-- Start --
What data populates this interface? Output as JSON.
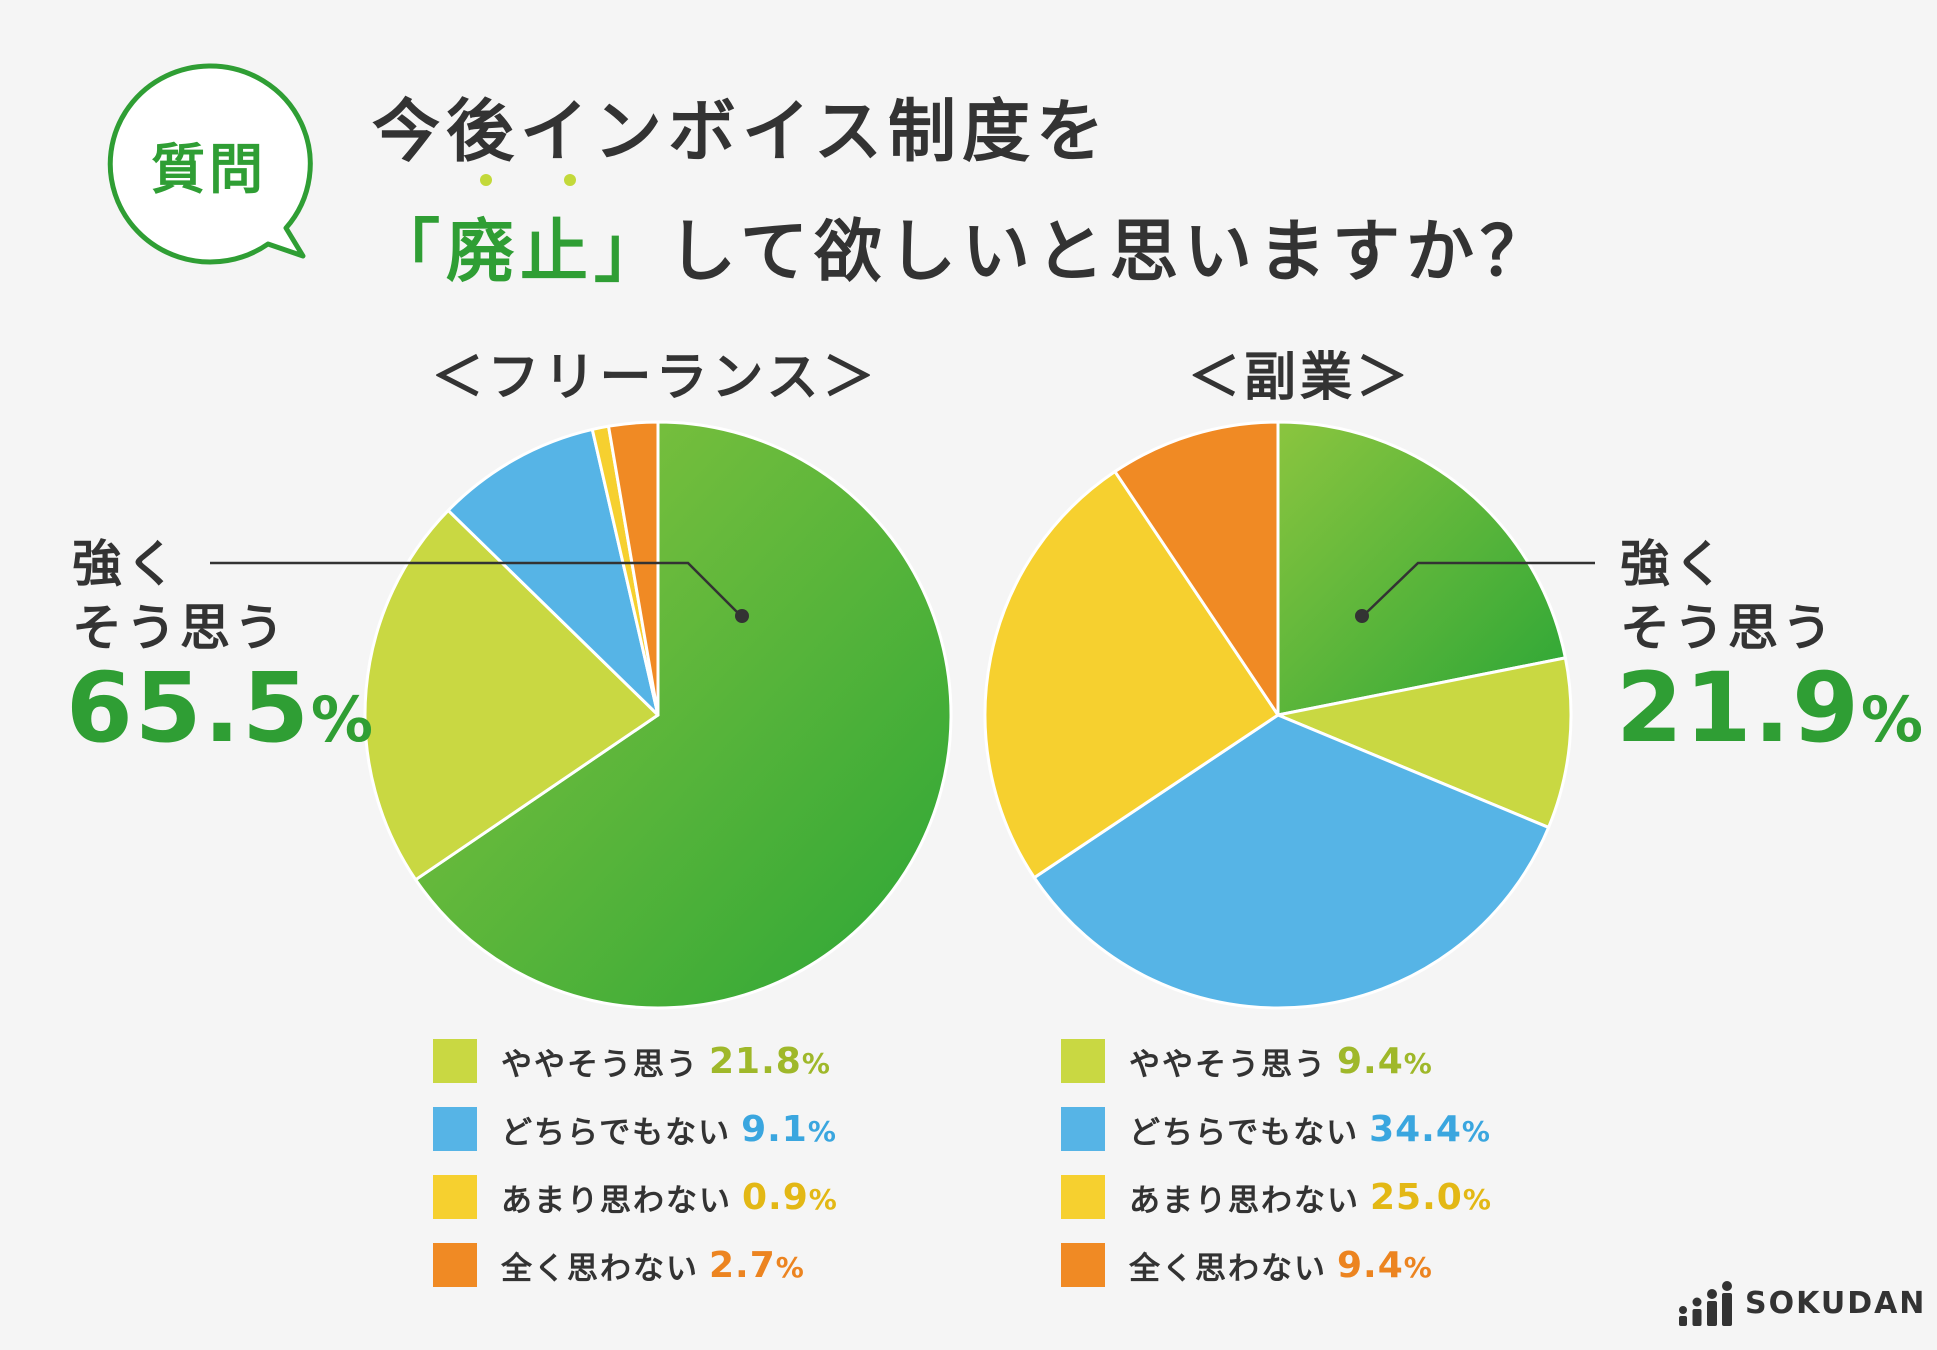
{
  "badge": {
    "label": "質問"
  },
  "title": {
    "line1": "今後インボイス制度を",
    "line2_prefix": "「",
    "line2_emphasis": "廃止",
    "line2_suffix": "」",
    "line2_rest": "して欲しいと思いますか？"
  },
  "colors": {
    "strongly_agree_a": "#8bc53f",
    "strongly_agree_b": "#2ba636",
    "somewhat_agree": "#c9d842",
    "neutral": "#56b4e6",
    "somewhat_disagree": "#f6d02f",
    "strongly_disagree": "#f08a24",
    "accent_green": "#2f9e34"
  },
  "callouts": {
    "freelance": {
      "line1": "強く",
      "line2": "そう思う",
      "value": "65.5",
      "unit": "%"
    },
    "side_job": {
      "line1": "強く",
      "line2": "そう思う",
      "value": "21.9",
      "unit": "%"
    }
  },
  "chart_data": [
    {
      "type": "pie",
      "title": "＜フリーランス＞",
      "categories": [
        "強くそう思う",
        "ややそう思う",
        "どちらでもない",
        "あまり思わない",
        "全く思わない"
      ],
      "values": [
        65.5,
        21.8,
        9.1,
        0.9,
        2.7
      ],
      "legend": [
        {
          "label": "ややそう思う",
          "value": "21.8",
          "unit": "%",
          "color": "#c9d842",
          "value_color": "#9fb82a"
        },
        {
          "label": "どちらでもない",
          "value": "9.1",
          "unit": "%",
          "color": "#56b4e6",
          "value_color": "#3aa6df"
        },
        {
          "label": "あまり思わない",
          "value": "0.9",
          "unit": "%",
          "color": "#f6d02f",
          "value_color": "#e3b815"
        },
        {
          "label": "全く思わない",
          "value": "2.7",
          "unit": "%",
          "color": "#f08a24",
          "value_color": "#ec8420"
        }
      ]
    },
    {
      "type": "pie",
      "title": "＜副業＞",
      "categories": [
        "強くそう思う",
        "ややそう思う",
        "どちらでもない",
        "あまり思わない",
        "全く思わない"
      ],
      "values": [
        21.9,
        9.4,
        34.4,
        25.0,
        9.4
      ],
      "legend": [
        {
          "label": "ややそう思う",
          "value": "9.4",
          "unit": "%",
          "color": "#c9d842",
          "value_color": "#9fb82a"
        },
        {
          "label": "どちらでもない",
          "value": "34.4",
          "unit": "%",
          "color": "#56b4e6",
          "value_color": "#3aa6df"
        },
        {
          "label": "あまり思わない",
          "value": "25.0",
          "unit": "%",
          "color": "#f6d02f",
          "value_color": "#e3b815"
        },
        {
          "label": "全く思わない",
          "value": "9.4",
          "unit": "%",
          "color": "#f08a24",
          "value_color": "#ec8420"
        }
      ]
    }
  ],
  "brand": {
    "name": "SOKUDAN"
  }
}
-- End --
= Short task =
Output the entries above exactly, without their pictures.

= Finished exercise =
What data populates this interface? Output as JSON.
{
  "badge": {
    "label": "質問"
  },
  "title": {
    "line1": "今後インボイス制度を",
    "line2_prefix": "「",
    "line2_emphasis": "廃止",
    "line2_suffix": "」",
    "line2_rest": "して欲しいと思いますか？"
  },
  "colors": {
    "strongly_agree_a": "#8bc53f",
    "strongly_agree_b": "#2ba636",
    "somewhat_agree": "#c9d842",
    "neutral": "#56b4e6",
    "somewhat_disagree": "#f6d02f",
    "strongly_disagree": "#f08a24",
    "accent_green": "#2f9e34"
  },
  "callouts": {
    "freelance": {
      "line1": "強く",
      "line2": "そう思う",
      "value": "65.5",
      "unit": "%"
    },
    "side_job": {
      "line1": "強く",
      "line2": "そう思う",
      "value": "21.9",
      "unit": "%"
    }
  },
  "chart_data": [
    {
      "type": "pie",
      "title": "＜フリーランス＞",
      "categories": [
        "強くそう思う",
        "ややそう思う",
        "どちらでもない",
        "あまり思わない",
        "全く思わない"
      ],
      "values": [
        65.5,
        21.8,
        9.1,
        0.9,
        2.7
      ],
      "legend": [
        {
          "label": "ややそう思う",
          "value": "21.8",
          "unit": "%",
          "color": "#c9d842",
          "value_color": "#9fb82a"
        },
        {
          "label": "どちらでもない",
          "value": "9.1",
          "unit": "%",
          "color": "#56b4e6",
          "value_color": "#3aa6df"
        },
        {
          "label": "あまり思わない",
          "value": "0.9",
          "unit": "%",
          "color": "#f6d02f",
          "value_color": "#e3b815"
        },
        {
          "label": "全く思わない",
          "value": "2.7",
          "unit": "%",
          "color": "#f08a24",
          "value_color": "#ec8420"
        }
      ]
    },
    {
      "type": "pie",
      "title": "＜副業＞",
      "categories": [
        "強くそう思う",
        "ややそう思う",
        "どちらでもない",
        "あまり思わない",
        "全く思わない"
      ],
      "values": [
        21.9,
        9.4,
        34.4,
        25.0,
        9.4
      ],
      "legend": [
        {
          "label": "ややそう思う",
          "value": "9.4",
          "unit": "%",
          "color": "#c9d842",
          "value_color": "#9fb82a"
        },
        {
          "label": "どちらでもない",
          "value": "34.4",
          "unit": "%",
          "color": "#56b4e6",
          "value_color": "#3aa6df"
        },
        {
          "label": "あまり思わない",
          "value": "25.0",
          "unit": "%",
          "color": "#f6d02f",
          "value_color": "#e3b815"
        },
        {
          "label": "全く思わない",
          "value": "9.4",
          "unit": "%",
          "color": "#f08a24",
          "value_color": "#ec8420"
        }
      ]
    }
  ],
  "brand": {
    "name": "SOKUDAN"
  }
}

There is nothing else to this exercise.